▶ Records for this exercise:

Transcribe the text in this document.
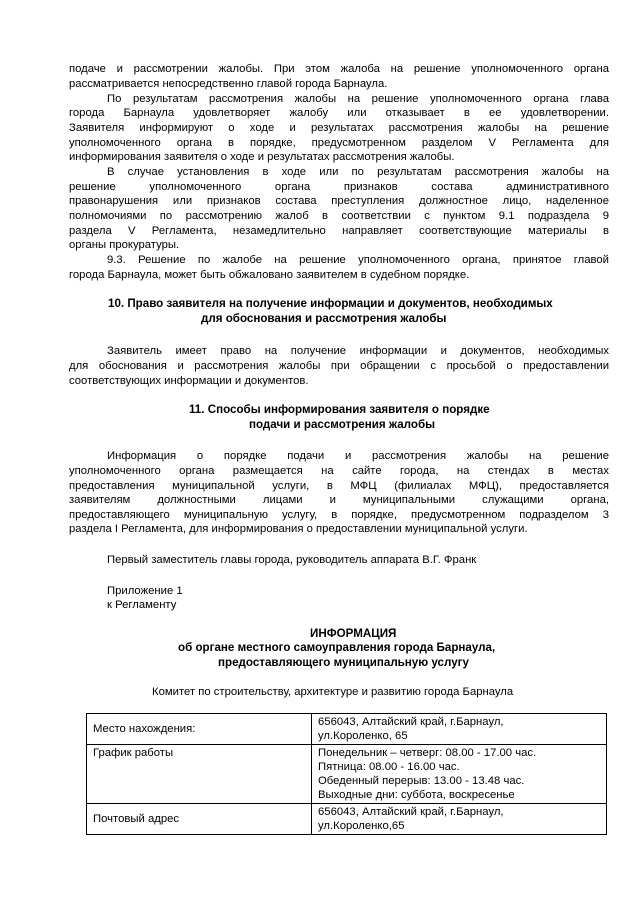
подаче и рассмотрении жалобы. При этом жалоба на решение уполномоченного органа
рассматривается непосредственно главой города Барнаула.
По результатам рассмотрения жалобы на решение уполномоченного органа глава
города Барнаула удовлетворяет жалобу или отказывает в ее удовлетворении.
Заявителя информируют о ходе и результатах рассмотрения жалобы на решение
уполномоченного органа в порядке, предусмотренном разделом V Регламента для
информирования заявителя о ходе и результатах рассмотрения жалобы.
В случае установления в ходе или по результатам рассмотрения жалобы на
решение уполномоченного органа признаков состава административного
правонарушения или признаков состава преступления должностное лицо, наделенное
полномочиями по рассмотрению жалоб в соответствии с пунктом 9.1 подраздела 9
раздела V Регламента, незамедлительно направляет соответствующие материалы в
органы прокуратуры.
9.3. Решение по жалобе на решение уполномоченного органа, принятое главой
города Барнаула, может быть обжаловано заявителем в судебном порядке.
10. Право заявителя на получение информации и документов, необходимых
для обоснования и рассмотрения жалобы
Заявитель имеет право на получение информации и документов, необходимых
для обоснования и рассмотрения жалобы при обращении с просьбой о предоставлении
соответствующих информации и документов.
11. Способы информирования заявителя о порядке
подачи и рассмотрения жалобы
Информация о порядке подачи и рассмотрения жалобы на решение
уполномоченного органа размещается на сайте города, на стендах в местах
предоставления муниципальной услуги, в МФЦ (филиалах МФЦ), предоставляется
заявителям должностными лицами и муниципальными служащими органа,
предоставляющего муниципальную услугу, в порядке, предусмотренном подразделом 3
раздела I Регламента, для информирования о предоставлении муниципальной услуги.
Первый заместитель главы города, руководитель аппарата В.Г. Франк
Приложение 1
к Регламенту
ИНФОРМАЦИЯ
об органе местного самоуправления города Барнаула,
предоставляющего муниципальную услугу
Комитет по строительству, архитектуре и развитию города Барнаула
Место нахождения:	656043, Алтайский край, г.Барнаул,
ул.Короленко, 65

График работы	Понедельник – четверг: 08.00 - 17.00 час.
Пятница: 08.00 - 16.00 час.
Обеденный перерыв: 13.00 - 13.48 час.
Выходные дни: суббота, воскресенье

Почтовый адрес	656043, Алтайский край, г.Барнаул,
ул.Короленко,65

▶ Problem requirements:
Wherever the word "подачи" occurs in a line of the listing, copy that line.

▶ Result of the task:
подачи и рассмотрения жалобы
Информация о порядке подачи и рассмотрения жалобы на решение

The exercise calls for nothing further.